[start]

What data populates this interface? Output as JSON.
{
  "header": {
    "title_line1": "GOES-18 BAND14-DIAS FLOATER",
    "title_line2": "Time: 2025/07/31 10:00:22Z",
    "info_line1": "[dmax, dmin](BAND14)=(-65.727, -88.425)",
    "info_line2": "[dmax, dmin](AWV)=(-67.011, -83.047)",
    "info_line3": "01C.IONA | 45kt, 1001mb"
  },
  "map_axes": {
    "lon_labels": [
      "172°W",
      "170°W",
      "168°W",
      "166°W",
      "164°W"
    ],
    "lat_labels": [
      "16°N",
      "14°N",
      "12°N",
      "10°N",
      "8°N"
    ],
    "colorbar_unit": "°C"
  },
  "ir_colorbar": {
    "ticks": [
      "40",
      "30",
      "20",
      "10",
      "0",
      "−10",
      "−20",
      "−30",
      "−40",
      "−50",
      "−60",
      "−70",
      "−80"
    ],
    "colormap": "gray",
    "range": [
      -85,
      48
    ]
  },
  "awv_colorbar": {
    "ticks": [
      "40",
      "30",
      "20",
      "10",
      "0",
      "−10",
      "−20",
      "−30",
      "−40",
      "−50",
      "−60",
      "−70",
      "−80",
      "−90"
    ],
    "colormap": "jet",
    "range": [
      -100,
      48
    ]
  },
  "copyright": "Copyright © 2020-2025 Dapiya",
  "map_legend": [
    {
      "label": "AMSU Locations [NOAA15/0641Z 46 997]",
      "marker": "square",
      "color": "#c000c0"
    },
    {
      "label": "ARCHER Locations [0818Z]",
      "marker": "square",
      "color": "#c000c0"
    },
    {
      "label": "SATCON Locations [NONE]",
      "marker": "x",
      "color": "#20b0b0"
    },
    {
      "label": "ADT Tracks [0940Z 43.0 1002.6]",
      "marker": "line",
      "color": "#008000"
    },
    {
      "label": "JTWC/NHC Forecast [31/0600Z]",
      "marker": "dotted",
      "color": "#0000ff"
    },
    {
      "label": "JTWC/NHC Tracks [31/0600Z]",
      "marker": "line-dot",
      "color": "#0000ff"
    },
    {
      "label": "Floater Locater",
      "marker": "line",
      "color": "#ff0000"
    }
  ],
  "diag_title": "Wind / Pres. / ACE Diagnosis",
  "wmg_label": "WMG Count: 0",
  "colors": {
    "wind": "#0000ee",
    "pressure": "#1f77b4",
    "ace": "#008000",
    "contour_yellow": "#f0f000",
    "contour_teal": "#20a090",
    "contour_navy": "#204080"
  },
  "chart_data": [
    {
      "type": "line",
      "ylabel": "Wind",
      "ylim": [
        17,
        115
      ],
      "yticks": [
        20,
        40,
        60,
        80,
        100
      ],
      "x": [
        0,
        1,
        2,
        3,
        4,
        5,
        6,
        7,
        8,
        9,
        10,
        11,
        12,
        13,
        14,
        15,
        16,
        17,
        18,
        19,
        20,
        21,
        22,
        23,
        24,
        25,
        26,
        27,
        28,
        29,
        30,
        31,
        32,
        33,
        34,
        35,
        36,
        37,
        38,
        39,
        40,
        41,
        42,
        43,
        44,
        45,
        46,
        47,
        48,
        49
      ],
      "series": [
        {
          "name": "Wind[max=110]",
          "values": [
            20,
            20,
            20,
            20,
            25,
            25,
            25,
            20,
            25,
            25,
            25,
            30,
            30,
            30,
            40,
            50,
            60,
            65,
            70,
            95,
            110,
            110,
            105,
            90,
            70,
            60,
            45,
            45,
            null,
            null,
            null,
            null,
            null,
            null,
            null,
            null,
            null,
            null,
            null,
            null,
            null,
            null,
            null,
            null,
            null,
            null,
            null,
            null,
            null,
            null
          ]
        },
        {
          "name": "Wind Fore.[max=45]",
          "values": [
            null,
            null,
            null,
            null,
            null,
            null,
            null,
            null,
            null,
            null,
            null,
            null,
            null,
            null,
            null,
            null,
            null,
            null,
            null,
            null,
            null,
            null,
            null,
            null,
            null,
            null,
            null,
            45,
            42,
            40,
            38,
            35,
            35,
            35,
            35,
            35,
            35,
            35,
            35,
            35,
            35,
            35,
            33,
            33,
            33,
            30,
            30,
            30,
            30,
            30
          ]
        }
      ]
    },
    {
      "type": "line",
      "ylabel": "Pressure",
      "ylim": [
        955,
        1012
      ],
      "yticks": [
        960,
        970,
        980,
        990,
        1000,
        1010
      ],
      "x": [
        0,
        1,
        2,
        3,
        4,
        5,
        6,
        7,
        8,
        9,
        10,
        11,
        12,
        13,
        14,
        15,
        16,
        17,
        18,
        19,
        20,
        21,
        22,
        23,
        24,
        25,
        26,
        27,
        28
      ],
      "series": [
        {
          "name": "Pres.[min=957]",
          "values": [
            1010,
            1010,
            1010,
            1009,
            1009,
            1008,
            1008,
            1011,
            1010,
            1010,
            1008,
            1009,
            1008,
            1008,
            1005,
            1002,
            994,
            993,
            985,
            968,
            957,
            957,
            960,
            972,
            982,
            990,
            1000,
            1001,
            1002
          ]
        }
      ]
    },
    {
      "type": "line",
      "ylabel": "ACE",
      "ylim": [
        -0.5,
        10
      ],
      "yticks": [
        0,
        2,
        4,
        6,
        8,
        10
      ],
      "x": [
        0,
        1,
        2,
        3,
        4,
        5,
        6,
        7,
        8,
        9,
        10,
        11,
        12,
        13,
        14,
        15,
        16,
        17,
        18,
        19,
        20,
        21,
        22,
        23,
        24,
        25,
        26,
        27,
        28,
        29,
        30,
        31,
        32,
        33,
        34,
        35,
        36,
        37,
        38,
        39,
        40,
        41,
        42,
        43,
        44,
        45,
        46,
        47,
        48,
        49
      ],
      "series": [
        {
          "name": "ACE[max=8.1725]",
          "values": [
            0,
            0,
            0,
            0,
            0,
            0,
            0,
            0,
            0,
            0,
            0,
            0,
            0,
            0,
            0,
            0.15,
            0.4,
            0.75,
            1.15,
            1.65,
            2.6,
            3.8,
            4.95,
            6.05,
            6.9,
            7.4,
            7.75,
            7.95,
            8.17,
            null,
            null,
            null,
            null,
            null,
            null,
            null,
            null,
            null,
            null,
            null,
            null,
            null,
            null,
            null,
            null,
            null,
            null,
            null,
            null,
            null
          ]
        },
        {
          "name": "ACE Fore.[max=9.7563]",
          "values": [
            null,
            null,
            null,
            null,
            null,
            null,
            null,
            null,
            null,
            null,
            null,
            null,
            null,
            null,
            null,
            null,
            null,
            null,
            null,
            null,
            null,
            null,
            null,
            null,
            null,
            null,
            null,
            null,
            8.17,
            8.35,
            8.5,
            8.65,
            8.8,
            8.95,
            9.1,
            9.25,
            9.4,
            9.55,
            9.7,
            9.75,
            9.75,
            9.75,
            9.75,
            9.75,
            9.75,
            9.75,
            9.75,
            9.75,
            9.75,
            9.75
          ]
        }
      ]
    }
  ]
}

[end]

__Required task__
Find the lines above that include the string "Locations" and copy them.

__Task result__
      "label": "AMSU Locations [NOAA15/0641Z 46 997]",
      "label": "ARCHER Locations [0818Z]",
      "label": "SATCON Locations [NONE]",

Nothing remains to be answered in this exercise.